Each line of the data that includes the string "Google" is to be copied out.

Dataset records:

■ ■ ■ ■ ■ ■ ■

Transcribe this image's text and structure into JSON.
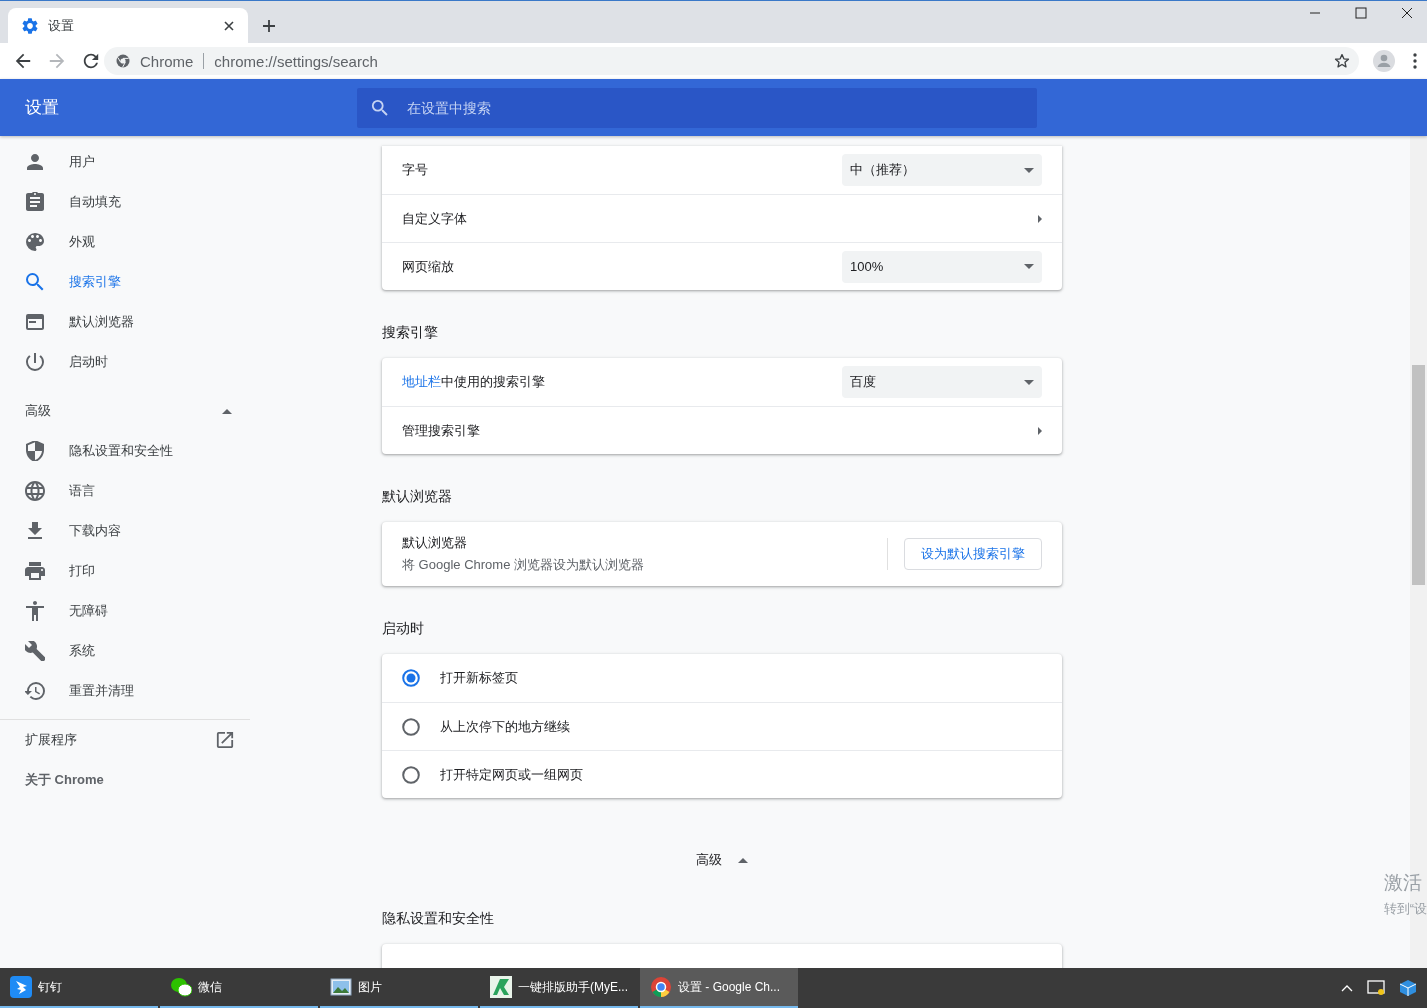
{
  "browser": {
    "tab": {
      "title": "设置",
      "selected": true
    },
    "address": {
      "site": "Chrome",
      "url": "chrome://settings/search"
    }
  },
  "header": {
    "title": "设置",
    "search": {
      "placeholder": "在设置中搜索"
    }
  },
  "sidebar": {
    "items": [
      {
        "label": "用户",
        "selected": false
      },
      {
        "label": "自动填充",
        "selected": false
      },
      {
        "label": "外观",
        "selected": false
      },
      {
        "label": "搜索引擎",
        "selected": true
      },
      {
        "label": "默认浏览器",
        "selected": false
      },
      {
        "label": "启动时",
        "selected": false
      }
    ],
    "advanced": {
      "label": "高级",
      "expanded": true,
      "items": [
        {
          "label": "隐私设置和安全性",
          "selected": false
        },
        {
          "label": "语言",
          "selected": false
        },
        {
          "label": "下载内容",
          "selected": false
        },
        {
          "label": "打印",
          "selected": false
        },
        {
          "label": "无障碍",
          "selected": false
        },
        {
          "label": "系统",
          "selected": false
        },
        {
          "label": "重置并清理",
          "selected": false
        }
      ]
    },
    "extensions": "扩展程序",
    "about": "关于 Chrome"
  },
  "sections": [
    {
      "rows": [
        {
          "kind": "dropdown",
          "label": "字号",
          "value": "中（推荐）"
        },
        {
          "kind": "submenu",
          "label": "自定义字体"
        },
        {
          "kind": "dropdown",
          "label": "网页缩放",
          "value": "100%"
        }
      ]
    },
    {
      "title": "搜索引擎",
      "rows": [
        {
          "kind": "dropdown",
          "link": "地址栏",
          "label": "中使用的搜索引擎",
          "value": "百度"
        },
        {
          "kind": "submenu",
          "label": "管理搜索引擎"
        }
      ]
    },
    {
      "title": "默认浏览器",
      "rows": [
        {
          "kind": "button",
          "label": "默认浏览器",
          "sublabel": "将 Google Chrome 浏览器设为默认浏览器",
          "button": "设为默认搜索引擎"
        }
      ]
    },
    {
      "title": "启动时",
      "rows": [
        {
          "kind": "radio",
          "label": "打开新标签页",
          "selected": true
        },
        {
          "kind": "radio",
          "label": "从上次停下的地方继续",
          "selected": false
        },
        {
          "kind": "radio",
          "label": "打开特定网页或一组网页",
          "selected": false
        }
      ]
    },
    {
      "toggle": {
        "label": "高级",
        "expanded": true
      }
    },
    {
      "title": "隐私设置和安全性"
    }
  ],
  "activation": {
    "title": "激活",
    "hint": "转到“设"
  },
  "taskbar": {
    "items": [
      {
        "label": "钉钉",
        "selected": false
      },
      {
        "label": "微信",
        "selected": false
      },
      {
        "label": "图片",
        "selected": false
      },
      {
        "label": "一键排版助手(MyE...",
        "selected": false
      },
      {
        "label": "设置 - Google Ch...",
        "selected": true
      }
    ]
  }
}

■ ■ ■ ■ ■ ■ ■

Correct response:
          "sublabel": "将 Google Chrome 浏览器设为默认浏览器",
        "label": "设置 - Google Ch...",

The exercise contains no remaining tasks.